Take the material below and retype it in full; pictures are left out.
[BEGIN DATA SHOWN]
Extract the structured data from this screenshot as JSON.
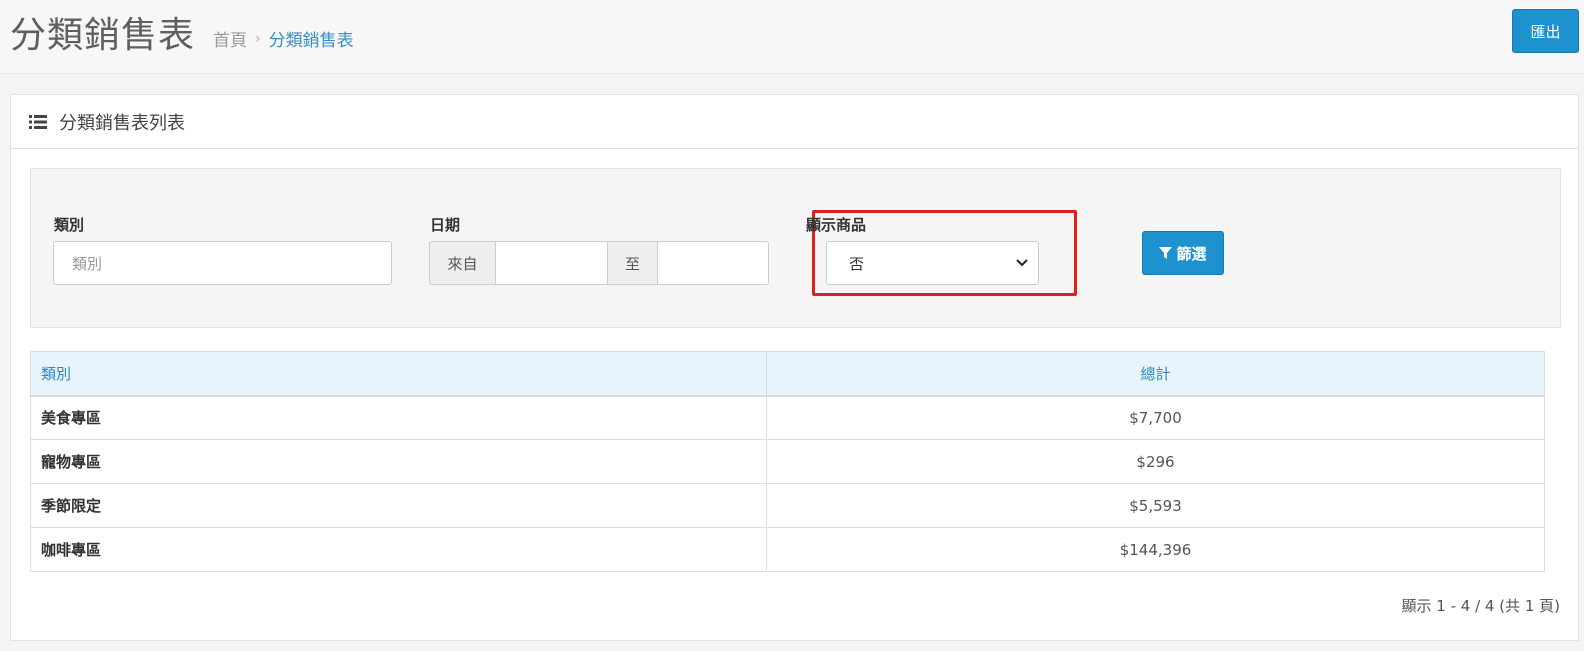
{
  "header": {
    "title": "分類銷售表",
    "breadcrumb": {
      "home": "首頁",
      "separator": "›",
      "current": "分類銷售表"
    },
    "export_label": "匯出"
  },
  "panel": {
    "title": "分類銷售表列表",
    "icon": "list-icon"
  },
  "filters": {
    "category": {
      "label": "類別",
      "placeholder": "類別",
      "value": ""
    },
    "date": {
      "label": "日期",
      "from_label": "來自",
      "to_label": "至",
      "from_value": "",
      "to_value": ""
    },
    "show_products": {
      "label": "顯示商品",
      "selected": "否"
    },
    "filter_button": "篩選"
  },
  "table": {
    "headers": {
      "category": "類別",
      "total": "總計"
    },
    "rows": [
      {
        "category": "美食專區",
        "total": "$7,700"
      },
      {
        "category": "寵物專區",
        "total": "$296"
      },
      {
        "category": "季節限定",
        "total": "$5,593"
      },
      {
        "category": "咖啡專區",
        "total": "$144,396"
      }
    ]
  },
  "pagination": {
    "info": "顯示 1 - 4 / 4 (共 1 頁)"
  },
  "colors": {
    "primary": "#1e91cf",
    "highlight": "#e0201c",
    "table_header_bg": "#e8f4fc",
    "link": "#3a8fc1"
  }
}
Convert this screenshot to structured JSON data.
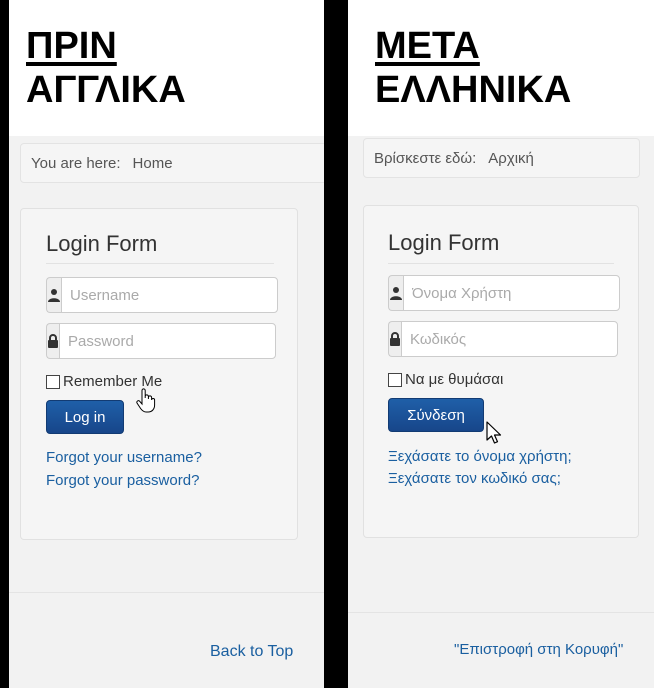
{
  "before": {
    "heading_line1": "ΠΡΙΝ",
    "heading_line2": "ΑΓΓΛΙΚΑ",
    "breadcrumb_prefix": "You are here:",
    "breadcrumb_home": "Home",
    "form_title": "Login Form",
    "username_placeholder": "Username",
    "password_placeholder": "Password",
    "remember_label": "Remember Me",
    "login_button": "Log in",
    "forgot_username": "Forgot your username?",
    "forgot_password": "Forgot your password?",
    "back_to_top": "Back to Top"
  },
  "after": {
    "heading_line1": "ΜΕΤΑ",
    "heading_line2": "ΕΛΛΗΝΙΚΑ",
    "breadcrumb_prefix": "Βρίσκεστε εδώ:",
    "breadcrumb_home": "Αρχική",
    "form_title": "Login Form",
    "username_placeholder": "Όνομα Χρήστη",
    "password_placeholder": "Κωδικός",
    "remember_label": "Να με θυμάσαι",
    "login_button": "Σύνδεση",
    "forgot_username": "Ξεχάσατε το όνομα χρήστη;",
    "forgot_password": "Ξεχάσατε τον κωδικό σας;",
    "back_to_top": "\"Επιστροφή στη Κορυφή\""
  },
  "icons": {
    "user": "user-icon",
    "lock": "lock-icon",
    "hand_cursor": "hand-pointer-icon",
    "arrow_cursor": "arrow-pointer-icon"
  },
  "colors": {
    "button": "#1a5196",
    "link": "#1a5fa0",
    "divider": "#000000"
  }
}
[END DATA SHOWN]
*OUTPUT OF THE EXERCISE*
Extract the structured data from this screenshot as JSON.
{
  "header": {
    "title": "分類銷售表",
    "breadcrumb": {
      "home": "首頁",
      "separator": "›",
      "current": "分類銷售表"
    },
    "export_label": "匯出"
  },
  "panel": {
    "title": "分類銷售表列表",
    "icon": "list-icon"
  },
  "filters": {
    "category": {
      "label": "類別",
      "placeholder": "類別",
      "value": ""
    },
    "date": {
      "label": "日期",
      "from_label": "來自",
      "to_label": "至",
      "from_value": "",
      "to_value": ""
    },
    "show_products": {
      "label": "顯示商品",
      "selected": "否"
    },
    "filter_button": "篩選"
  },
  "table": {
    "headers": {
      "category": "類別",
      "total": "總計"
    },
    "rows": [
      {
        "category": "美食專區",
        "total": "$7,700"
      },
      {
        "category": "寵物專區",
        "total": "$296"
      },
      {
        "category": "季節限定",
        "total": "$5,593"
      },
      {
        "category": "咖啡專區",
        "total": "$144,396"
      }
    ]
  },
  "pagination": {
    "info": "顯示 1 - 4 / 4 (共 1 頁)"
  },
  "colors": {
    "primary": "#1e91cf",
    "highlight": "#e0201c",
    "table_header_bg": "#e8f4fc",
    "link": "#3a8fc1"
  }
}
Convert this screenshot to structured JSON data.
{
  "before": {
    "heading_line1": "ΠΡΙΝ",
    "heading_line2": "ΑΓΓΛΙΚΑ",
    "breadcrumb_prefix": "You are here:",
    "breadcrumb_home": "Home",
    "form_title": "Login Form",
    "username_placeholder": "Username",
    "password_placeholder": "Password",
    "remember_label": "Remember Me",
    "login_button": "Log in",
    "forgot_username": "Forgot your username?",
    "forgot_password": "Forgot your password?",
    "back_to_top": "Back to Top"
  },
  "after": {
    "heading_line1": "ΜΕΤΑ",
    "heading_line2": "ΕΛΛΗΝΙΚΑ",
    "breadcrumb_prefix": "Βρίσκεστε εδώ:",
    "breadcrumb_home": "Αρχική",
    "form_title": "Login Form",
    "username_placeholder": "Όνομα Χρήστη",
    "password_placeholder": "Κωδικός",
    "remember_label": "Να με θυμάσαι",
    "login_button": "Σύνδεση",
    "forgot_username": "Ξεχάσατε το όνομα χρήστη;",
    "forgot_password": "Ξεχάσατε τον κωδικό σας;",
    "back_to_top": "\"Επιστροφή στη Κορυφή\""
  },
  "icons": {
    "user": "user-icon",
    "lock": "lock-icon",
    "hand_cursor": "hand-pointer-icon",
    "arrow_cursor": "arrow-pointer-icon"
  },
  "colors": {
    "button": "#1a5196",
    "link": "#1a5fa0",
    "divider": "#000000"
  }
}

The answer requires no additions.